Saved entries
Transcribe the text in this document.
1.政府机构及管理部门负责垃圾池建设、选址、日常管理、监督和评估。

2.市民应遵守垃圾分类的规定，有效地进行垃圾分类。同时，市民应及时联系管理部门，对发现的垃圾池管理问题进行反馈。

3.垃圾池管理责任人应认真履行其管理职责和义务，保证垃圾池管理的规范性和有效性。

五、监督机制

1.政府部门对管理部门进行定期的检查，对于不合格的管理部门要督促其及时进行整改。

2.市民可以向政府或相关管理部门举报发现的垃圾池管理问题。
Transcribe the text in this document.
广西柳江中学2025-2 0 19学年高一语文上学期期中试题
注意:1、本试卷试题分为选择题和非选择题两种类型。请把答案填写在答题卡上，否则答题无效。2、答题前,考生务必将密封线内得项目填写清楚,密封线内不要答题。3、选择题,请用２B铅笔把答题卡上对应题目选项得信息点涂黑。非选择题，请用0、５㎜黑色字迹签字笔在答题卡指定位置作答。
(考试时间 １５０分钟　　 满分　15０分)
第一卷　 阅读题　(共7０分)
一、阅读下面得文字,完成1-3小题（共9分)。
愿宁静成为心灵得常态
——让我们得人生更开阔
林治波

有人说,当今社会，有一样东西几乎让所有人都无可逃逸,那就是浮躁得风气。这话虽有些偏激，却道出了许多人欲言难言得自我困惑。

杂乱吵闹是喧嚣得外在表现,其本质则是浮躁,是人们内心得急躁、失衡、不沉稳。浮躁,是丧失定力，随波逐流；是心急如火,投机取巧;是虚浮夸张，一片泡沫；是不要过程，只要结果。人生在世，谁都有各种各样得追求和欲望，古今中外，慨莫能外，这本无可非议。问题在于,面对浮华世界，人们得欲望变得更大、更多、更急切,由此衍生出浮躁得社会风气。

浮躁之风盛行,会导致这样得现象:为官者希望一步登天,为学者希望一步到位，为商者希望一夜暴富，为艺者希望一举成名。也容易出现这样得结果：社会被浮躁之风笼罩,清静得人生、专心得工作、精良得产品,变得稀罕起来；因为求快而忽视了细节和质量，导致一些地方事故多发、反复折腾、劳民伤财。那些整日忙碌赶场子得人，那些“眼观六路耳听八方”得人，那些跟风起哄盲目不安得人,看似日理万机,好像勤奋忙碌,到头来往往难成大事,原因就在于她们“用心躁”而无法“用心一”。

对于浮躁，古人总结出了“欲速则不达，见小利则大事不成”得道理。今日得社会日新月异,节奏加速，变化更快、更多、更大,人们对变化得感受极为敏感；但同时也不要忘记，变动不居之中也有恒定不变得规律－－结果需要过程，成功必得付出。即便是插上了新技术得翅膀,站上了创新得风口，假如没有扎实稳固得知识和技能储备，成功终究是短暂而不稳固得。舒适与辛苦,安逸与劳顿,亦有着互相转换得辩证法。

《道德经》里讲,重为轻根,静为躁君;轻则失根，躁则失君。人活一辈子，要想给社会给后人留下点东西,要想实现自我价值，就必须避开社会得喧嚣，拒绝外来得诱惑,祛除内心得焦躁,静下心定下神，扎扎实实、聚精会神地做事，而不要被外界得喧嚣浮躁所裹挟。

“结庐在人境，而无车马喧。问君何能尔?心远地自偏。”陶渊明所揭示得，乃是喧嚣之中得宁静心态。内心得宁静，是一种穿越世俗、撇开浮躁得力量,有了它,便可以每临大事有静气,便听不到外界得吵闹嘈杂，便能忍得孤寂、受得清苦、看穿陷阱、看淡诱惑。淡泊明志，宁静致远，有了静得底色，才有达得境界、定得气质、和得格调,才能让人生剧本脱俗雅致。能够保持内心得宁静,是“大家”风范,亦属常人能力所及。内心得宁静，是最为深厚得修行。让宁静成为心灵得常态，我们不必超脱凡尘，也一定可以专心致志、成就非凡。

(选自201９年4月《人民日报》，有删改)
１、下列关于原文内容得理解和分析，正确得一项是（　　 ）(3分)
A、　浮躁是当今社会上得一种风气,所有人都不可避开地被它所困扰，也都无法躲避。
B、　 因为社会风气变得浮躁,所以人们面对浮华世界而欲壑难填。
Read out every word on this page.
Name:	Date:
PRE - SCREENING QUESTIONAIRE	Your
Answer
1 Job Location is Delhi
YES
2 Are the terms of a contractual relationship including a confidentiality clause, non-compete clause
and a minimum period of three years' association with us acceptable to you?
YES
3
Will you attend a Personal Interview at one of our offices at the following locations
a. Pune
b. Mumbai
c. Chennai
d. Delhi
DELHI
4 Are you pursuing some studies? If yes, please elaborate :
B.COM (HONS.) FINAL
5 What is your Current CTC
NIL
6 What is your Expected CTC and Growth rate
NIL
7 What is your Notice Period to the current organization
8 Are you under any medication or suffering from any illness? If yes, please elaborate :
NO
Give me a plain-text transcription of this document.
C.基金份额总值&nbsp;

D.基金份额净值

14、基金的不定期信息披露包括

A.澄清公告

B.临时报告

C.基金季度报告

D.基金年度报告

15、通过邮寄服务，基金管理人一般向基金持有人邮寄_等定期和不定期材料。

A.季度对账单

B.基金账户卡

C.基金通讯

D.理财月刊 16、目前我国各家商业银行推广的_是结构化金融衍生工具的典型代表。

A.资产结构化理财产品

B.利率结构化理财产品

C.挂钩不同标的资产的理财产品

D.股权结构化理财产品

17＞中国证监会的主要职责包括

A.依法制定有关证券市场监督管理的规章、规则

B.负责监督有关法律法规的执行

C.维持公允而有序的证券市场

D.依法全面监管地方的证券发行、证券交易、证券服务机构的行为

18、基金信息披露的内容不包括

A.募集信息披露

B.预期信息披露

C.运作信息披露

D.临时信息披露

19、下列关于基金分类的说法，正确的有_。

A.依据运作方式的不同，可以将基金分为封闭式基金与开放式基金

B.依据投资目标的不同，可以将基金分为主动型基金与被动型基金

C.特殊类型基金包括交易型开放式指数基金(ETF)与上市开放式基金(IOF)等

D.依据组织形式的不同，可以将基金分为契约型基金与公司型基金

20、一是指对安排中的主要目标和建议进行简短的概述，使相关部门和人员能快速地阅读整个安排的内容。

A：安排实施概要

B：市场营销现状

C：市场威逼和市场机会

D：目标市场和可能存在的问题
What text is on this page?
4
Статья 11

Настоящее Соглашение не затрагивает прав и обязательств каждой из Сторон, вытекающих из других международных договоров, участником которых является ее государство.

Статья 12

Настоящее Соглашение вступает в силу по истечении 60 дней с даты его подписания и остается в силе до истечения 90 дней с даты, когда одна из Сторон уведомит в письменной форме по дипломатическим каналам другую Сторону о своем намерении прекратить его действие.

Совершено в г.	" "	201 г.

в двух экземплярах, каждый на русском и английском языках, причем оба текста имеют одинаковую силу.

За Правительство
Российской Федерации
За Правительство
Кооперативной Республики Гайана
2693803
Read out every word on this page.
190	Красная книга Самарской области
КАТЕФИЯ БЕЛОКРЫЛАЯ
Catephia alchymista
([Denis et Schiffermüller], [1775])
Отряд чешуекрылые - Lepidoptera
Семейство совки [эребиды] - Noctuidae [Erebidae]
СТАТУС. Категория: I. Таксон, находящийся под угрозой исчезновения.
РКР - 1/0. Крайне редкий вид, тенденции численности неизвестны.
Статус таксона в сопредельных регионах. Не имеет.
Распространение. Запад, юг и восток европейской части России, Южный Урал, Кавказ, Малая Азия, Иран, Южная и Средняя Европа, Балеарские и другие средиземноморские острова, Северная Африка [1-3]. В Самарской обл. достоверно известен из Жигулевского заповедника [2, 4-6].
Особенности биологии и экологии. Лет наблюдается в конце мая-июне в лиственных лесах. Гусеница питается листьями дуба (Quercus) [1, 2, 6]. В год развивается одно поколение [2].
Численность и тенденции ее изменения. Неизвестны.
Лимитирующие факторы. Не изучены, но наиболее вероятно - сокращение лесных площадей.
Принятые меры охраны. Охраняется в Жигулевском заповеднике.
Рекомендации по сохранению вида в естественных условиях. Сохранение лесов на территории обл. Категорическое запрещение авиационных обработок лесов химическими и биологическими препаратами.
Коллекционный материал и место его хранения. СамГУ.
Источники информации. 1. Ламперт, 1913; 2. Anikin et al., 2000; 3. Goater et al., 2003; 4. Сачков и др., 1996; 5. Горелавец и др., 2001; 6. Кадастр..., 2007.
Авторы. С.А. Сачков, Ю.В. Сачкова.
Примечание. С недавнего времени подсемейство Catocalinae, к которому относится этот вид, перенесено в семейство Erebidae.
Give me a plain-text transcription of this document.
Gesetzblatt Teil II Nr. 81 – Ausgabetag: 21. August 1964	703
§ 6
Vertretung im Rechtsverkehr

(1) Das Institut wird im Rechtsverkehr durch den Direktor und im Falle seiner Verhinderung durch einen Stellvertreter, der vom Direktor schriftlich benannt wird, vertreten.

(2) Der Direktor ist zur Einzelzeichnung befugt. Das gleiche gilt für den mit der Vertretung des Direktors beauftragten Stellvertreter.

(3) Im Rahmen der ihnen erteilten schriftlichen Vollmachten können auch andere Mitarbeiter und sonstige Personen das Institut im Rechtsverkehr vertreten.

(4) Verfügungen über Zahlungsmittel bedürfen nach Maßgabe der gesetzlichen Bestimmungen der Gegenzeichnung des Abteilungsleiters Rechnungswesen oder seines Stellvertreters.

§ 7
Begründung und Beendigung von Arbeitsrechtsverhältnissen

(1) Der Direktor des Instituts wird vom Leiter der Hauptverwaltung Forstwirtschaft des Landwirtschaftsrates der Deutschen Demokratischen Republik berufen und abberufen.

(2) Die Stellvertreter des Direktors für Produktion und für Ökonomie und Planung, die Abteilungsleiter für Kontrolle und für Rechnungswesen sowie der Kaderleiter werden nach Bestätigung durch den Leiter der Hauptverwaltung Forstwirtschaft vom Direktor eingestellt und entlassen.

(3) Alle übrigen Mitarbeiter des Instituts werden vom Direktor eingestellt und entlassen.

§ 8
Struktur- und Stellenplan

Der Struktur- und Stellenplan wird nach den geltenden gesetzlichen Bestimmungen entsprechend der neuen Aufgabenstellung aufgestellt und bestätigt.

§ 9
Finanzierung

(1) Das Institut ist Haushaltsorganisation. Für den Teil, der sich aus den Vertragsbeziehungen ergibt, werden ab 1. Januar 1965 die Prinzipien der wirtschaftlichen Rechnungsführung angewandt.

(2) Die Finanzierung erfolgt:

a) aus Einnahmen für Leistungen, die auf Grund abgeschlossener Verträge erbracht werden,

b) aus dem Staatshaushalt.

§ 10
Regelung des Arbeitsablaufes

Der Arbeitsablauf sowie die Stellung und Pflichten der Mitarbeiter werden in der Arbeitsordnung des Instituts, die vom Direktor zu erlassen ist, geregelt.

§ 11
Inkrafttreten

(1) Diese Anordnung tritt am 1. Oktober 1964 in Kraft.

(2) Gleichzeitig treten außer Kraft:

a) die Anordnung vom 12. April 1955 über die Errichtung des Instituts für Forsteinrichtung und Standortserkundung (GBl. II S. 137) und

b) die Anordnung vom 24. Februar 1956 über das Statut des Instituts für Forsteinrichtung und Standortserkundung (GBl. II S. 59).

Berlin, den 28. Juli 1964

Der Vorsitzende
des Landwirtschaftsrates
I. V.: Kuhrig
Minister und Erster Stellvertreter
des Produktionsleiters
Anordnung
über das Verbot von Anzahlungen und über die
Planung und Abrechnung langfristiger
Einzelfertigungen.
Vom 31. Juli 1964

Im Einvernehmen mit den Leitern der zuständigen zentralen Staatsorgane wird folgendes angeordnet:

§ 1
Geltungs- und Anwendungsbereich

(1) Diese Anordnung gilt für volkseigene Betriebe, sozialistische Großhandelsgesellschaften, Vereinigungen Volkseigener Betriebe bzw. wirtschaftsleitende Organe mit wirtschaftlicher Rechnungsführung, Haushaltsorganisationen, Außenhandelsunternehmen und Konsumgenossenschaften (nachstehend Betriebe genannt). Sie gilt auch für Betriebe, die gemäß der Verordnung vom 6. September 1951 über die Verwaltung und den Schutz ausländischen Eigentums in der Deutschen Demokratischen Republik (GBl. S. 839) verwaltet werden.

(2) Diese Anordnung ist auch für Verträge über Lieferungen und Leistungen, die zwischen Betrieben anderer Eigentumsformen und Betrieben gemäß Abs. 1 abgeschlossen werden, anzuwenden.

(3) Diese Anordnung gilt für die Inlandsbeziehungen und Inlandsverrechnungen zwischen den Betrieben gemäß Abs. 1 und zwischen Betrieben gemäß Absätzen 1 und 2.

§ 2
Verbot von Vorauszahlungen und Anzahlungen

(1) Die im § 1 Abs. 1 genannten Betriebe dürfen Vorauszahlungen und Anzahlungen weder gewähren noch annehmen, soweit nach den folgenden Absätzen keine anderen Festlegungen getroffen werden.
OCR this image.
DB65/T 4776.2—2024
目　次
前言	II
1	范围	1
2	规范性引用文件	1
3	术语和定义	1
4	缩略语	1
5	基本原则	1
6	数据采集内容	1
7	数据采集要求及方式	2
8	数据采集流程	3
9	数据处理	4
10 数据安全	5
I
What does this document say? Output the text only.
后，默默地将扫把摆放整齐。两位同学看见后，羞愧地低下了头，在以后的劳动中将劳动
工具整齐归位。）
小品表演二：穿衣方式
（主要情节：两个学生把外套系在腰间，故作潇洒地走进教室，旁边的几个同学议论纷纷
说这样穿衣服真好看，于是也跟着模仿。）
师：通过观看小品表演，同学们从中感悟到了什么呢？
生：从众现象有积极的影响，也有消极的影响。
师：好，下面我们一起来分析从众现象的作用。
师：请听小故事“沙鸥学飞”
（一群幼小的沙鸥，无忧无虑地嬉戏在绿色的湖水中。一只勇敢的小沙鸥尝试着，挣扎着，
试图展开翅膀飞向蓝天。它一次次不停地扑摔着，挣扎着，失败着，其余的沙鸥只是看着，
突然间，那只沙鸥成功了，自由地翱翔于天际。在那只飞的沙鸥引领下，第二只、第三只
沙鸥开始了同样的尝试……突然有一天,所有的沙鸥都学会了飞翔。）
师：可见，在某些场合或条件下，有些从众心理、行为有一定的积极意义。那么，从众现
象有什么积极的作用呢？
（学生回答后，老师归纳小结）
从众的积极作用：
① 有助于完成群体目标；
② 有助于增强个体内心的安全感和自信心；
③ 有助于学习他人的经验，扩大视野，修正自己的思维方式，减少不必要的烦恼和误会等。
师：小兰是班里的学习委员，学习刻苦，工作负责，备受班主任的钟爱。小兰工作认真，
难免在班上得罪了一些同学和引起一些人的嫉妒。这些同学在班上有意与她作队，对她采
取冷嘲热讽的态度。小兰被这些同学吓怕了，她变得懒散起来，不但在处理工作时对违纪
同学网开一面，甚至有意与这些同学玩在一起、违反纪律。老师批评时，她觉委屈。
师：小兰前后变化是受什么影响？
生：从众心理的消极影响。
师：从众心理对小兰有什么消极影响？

PROBLEM DESCRIPTION:
Check each line of the data above for the string "Verbot" and report only how many lines have it.

FULL RESPONSE:
2